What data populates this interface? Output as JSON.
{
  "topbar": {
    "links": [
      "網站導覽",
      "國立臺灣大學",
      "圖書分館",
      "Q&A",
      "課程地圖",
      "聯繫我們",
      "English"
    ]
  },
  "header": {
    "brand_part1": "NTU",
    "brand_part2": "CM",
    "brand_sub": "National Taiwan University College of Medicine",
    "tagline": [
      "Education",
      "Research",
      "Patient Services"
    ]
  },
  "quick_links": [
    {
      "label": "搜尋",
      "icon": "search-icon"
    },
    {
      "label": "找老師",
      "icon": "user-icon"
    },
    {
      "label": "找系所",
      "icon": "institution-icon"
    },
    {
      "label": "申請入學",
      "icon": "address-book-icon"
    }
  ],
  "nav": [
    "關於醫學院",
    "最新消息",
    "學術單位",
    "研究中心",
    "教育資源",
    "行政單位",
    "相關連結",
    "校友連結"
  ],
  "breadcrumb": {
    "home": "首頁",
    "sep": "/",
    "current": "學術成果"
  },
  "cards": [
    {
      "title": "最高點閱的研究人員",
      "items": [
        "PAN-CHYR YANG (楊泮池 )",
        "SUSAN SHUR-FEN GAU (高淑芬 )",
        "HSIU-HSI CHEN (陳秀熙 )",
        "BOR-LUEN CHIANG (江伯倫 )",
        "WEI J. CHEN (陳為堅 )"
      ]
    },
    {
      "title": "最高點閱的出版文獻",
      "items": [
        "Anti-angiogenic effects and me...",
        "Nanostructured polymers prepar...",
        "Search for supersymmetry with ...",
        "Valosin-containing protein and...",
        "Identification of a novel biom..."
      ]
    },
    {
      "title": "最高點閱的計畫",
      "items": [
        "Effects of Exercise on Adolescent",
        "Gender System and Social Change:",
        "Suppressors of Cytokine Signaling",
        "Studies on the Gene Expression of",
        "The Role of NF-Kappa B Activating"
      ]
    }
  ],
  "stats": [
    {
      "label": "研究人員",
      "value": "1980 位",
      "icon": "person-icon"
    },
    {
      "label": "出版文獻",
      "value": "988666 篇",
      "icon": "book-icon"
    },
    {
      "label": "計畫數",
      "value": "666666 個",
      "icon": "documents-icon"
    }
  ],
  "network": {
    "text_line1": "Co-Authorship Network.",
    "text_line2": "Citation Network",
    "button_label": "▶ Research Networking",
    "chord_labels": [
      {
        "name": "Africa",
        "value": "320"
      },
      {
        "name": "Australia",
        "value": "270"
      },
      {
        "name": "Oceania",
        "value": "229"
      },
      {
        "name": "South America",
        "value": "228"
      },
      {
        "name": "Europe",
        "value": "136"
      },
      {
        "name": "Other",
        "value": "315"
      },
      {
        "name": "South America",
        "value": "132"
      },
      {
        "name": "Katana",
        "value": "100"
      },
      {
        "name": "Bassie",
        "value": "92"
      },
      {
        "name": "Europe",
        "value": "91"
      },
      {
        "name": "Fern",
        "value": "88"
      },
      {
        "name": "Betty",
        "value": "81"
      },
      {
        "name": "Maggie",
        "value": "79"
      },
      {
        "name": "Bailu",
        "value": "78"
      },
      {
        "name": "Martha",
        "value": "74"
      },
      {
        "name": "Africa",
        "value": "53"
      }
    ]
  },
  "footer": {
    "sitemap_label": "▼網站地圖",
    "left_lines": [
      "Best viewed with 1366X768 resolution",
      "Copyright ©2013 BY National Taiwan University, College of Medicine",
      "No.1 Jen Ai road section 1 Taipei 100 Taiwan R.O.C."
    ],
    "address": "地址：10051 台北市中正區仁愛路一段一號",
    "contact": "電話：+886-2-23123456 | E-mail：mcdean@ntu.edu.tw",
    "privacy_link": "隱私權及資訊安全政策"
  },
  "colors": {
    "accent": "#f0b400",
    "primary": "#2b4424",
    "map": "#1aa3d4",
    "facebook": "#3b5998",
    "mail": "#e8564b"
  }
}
--
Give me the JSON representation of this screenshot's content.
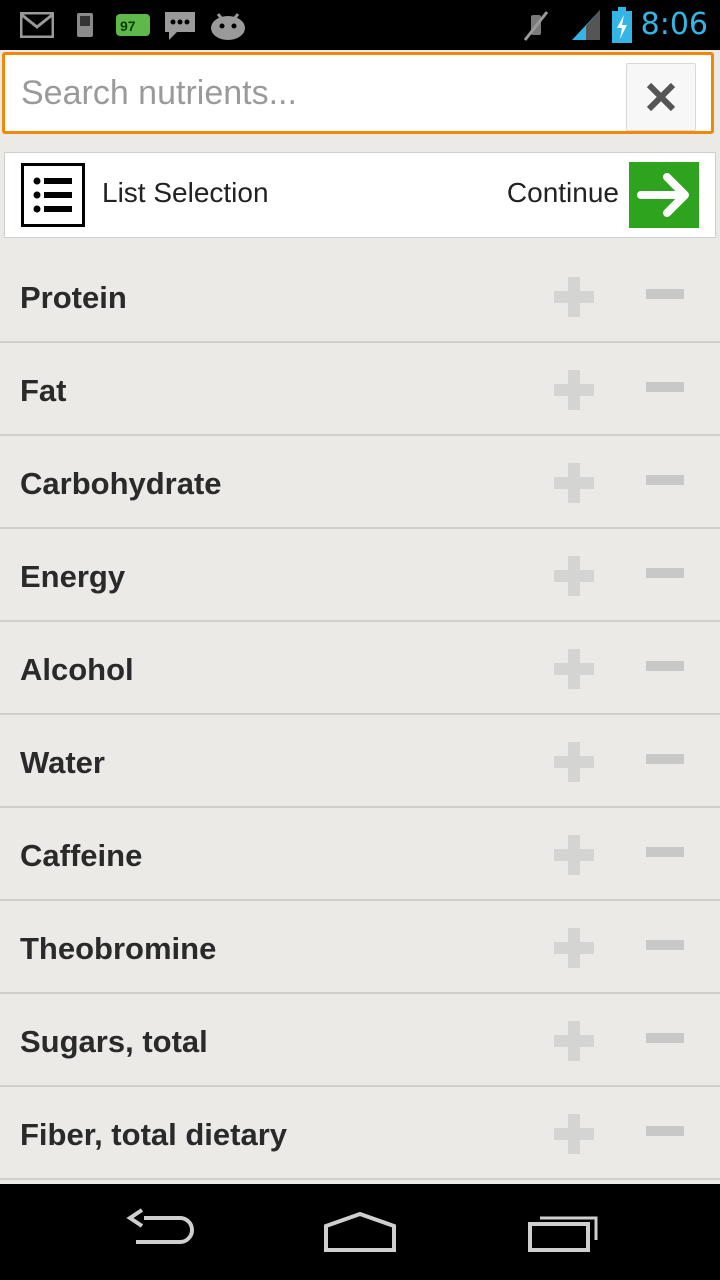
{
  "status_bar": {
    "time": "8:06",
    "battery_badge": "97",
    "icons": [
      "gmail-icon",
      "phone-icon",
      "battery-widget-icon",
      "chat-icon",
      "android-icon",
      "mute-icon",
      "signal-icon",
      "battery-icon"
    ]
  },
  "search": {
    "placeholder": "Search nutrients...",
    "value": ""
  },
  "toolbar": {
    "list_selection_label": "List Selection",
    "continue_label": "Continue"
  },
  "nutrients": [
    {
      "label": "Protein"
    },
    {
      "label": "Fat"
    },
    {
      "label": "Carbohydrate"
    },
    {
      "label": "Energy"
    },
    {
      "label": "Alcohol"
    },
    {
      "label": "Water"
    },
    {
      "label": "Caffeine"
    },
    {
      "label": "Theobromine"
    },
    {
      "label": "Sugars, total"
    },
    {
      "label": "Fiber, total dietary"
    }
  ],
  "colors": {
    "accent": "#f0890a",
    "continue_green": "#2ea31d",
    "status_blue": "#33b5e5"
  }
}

_What you should do_
Find the lines of the listing above that hold "this". Please copy them.

_Answer_
What data populates this interface? Output as JSON.
Give me the JSON representation of this screenshot's content.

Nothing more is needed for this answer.